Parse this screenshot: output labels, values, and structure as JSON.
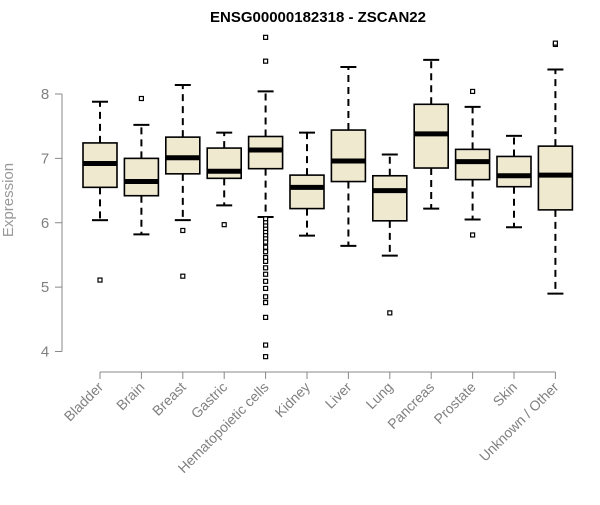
{
  "chart_data": {
    "type": "box",
    "title": "ENSG00000182318 - ZSCAN22",
    "xlabel": "",
    "ylabel": "Expression",
    "ylim": [
      3.8,
      8.95
    ],
    "yticks": [
      4,
      5,
      6,
      7,
      8
    ],
    "grid": false,
    "legend": "none",
    "colors": {
      "box_fill": "#efe9d0",
      "stroke": "#000000",
      "axis": "#888888"
    },
    "categories": [
      "Bladder",
      "Brain",
      "Breast",
      "Gastric",
      "Hematopoietic cells",
      "Kidney",
      "Liver",
      "Lung",
      "Pancreas",
      "Prostate",
      "Skin",
      "Unknown / Other"
    ],
    "boxes": [
      {
        "whisker_low": 6.04,
        "q1": 6.55,
        "median": 6.92,
        "q3": 7.24,
        "whisker_high": 7.88,
        "outliers": [
          5.11
        ]
      },
      {
        "whisker_low": 5.82,
        "q1": 6.42,
        "median": 6.64,
        "q3": 7.0,
        "whisker_high": 7.52,
        "outliers": [
          7.93
        ]
      },
      {
        "whisker_low": 6.04,
        "q1": 6.76,
        "median": 7.01,
        "q3": 7.33,
        "whisker_high": 8.14,
        "outliers": [
          5.88,
          5.17
        ]
      },
      {
        "whisker_low": 6.27,
        "q1": 6.69,
        "median": 6.8,
        "q3": 7.16,
        "whisker_high": 7.4,
        "outliers": [
          5.97
        ]
      },
      {
        "whisker_low": 6.09,
        "q1": 6.84,
        "median": 7.13,
        "q3": 7.34,
        "whisker_high": 8.04,
        "outliers": [
          8.51,
          8.88,
          6.06,
          6.0,
          5.95,
          5.9,
          5.85,
          5.8,
          5.75,
          5.7,
          5.62,
          5.55,
          5.46,
          5.4,
          5.3,
          5.2,
          5.09,
          4.98,
          4.85,
          4.76,
          4.53,
          4.1,
          3.92
        ]
      },
      {
        "whisker_low": 5.8,
        "q1": 6.22,
        "median": 6.55,
        "q3": 6.74,
        "whisker_high": 7.4,
        "outliers": []
      },
      {
        "whisker_low": 5.64,
        "q1": 6.64,
        "median": 6.96,
        "q3": 7.44,
        "whisker_high": 8.42,
        "outliers": []
      },
      {
        "whisker_low": 5.49,
        "q1": 6.03,
        "median": 6.5,
        "q3": 6.73,
        "whisker_high": 7.06,
        "outliers": [
          4.6
        ]
      },
      {
        "whisker_low": 6.22,
        "q1": 6.85,
        "median": 7.38,
        "q3": 7.84,
        "whisker_high": 8.53,
        "outliers": []
      },
      {
        "whisker_low": 6.05,
        "q1": 6.67,
        "median": 6.95,
        "q3": 7.14,
        "whisker_high": 7.8,
        "outliers": [
          8.04,
          5.81
        ]
      },
      {
        "whisker_low": 5.93,
        "q1": 6.56,
        "median": 6.73,
        "q3": 7.03,
        "whisker_high": 7.35,
        "outliers": []
      },
      {
        "whisker_low": 4.9,
        "q1": 6.2,
        "median": 6.74,
        "q3": 7.19,
        "whisker_high": 8.38,
        "outliers": [
          8.77,
          8.79
        ]
      }
    ]
  }
}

# DIRECTIONS
The reply should hold every line of the records unchanged and no pictures.

# OUTPUT FOR THIS TASK
Parse this screenshot: output labels, values, and structure as JSON.
{
  "chart_data": {
    "type": "box",
    "title": "ENSG00000182318 - ZSCAN22",
    "xlabel": "",
    "ylabel": "Expression",
    "ylim": [
      3.8,
      8.95
    ],
    "yticks": [
      4,
      5,
      6,
      7,
      8
    ],
    "grid": false,
    "legend": "none",
    "colors": {
      "box_fill": "#efe9d0",
      "stroke": "#000000",
      "axis": "#888888"
    },
    "categories": [
      "Bladder",
      "Brain",
      "Breast",
      "Gastric",
      "Hematopoietic cells",
      "Kidney",
      "Liver",
      "Lung",
      "Pancreas",
      "Prostate",
      "Skin",
      "Unknown / Other"
    ],
    "boxes": [
      {
        "whisker_low": 6.04,
        "q1": 6.55,
        "median": 6.92,
        "q3": 7.24,
        "whisker_high": 7.88,
        "outliers": [
          5.11
        ]
      },
      {
        "whisker_low": 5.82,
        "q1": 6.42,
        "median": 6.64,
        "q3": 7.0,
        "whisker_high": 7.52,
        "outliers": [
          7.93
        ]
      },
      {
        "whisker_low": 6.04,
        "q1": 6.76,
        "median": 7.01,
        "q3": 7.33,
        "whisker_high": 8.14,
        "outliers": [
          5.88,
          5.17
        ]
      },
      {
        "whisker_low": 6.27,
        "q1": 6.69,
        "median": 6.8,
        "q3": 7.16,
        "whisker_high": 7.4,
        "outliers": [
          5.97
        ]
      },
      {
        "whisker_low": 6.09,
        "q1": 6.84,
        "median": 7.13,
        "q3": 7.34,
        "whisker_high": 8.04,
        "outliers": [
          8.51,
          8.88,
          6.06,
          6.0,
          5.95,
          5.9,
          5.85,
          5.8,
          5.75,
          5.7,
          5.62,
          5.55,
          5.46,
          5.4,
          5.3,
          5.2,
          5.09,
          4.98,
          4.85,
          4.76,
          4.53,
          4.1,
          3.92
        ]
      },
      {
        "whisker_low": 5.8,
        "q1": 6.22,
        "median": 6.55,
        "q3": 6.74,
        "whisker_high": 7.4,
        "outliers": []
      },
      {
        "whisker_low": 5.64,
        "q1": 6.64,
        "median": 6.96,
        "q3": 7.44,
        "whisker_high": 8.42,
        "outliers": []
      },
      {
        "whisker_low": 5.49,
        "q1": 6.03,
        "median": 6.5,
        "q3": 6.73,
        "whisker_high": 7.06,
        "outliers": [
          4.6
        ]
      },
      {
        "whisker_low": 6.22,
        "q1": 6.85,
        "median": 7.38,
        "q3": 7.84,
        "whisker_high": 8.53,
        "outliers": []
      },
      {
        "whisker_low": 6.05,
        "q1": 6.67,
        "median": 6.95,
        "q3": 7.14,
        "whisker_high": 7.8,
        "outliers": [
          8.04,
          5.81
        ]
      },
      {
        "whisker_low": 5.93,
        "q1": 6.56,
        "median": 6.73,
        "q3": 7.03,
        "whisker_high": 7.35,
        "outliers": []
      },
      {
        "whisker_low": 4.9,
        "q1": 6.2,
        "median": 6.74,
        "q3": 7.19,
        "whisker_high": 8.38,
        "outliers": [
          8.77,
          8.79
        ]
      }
    ]
  }
}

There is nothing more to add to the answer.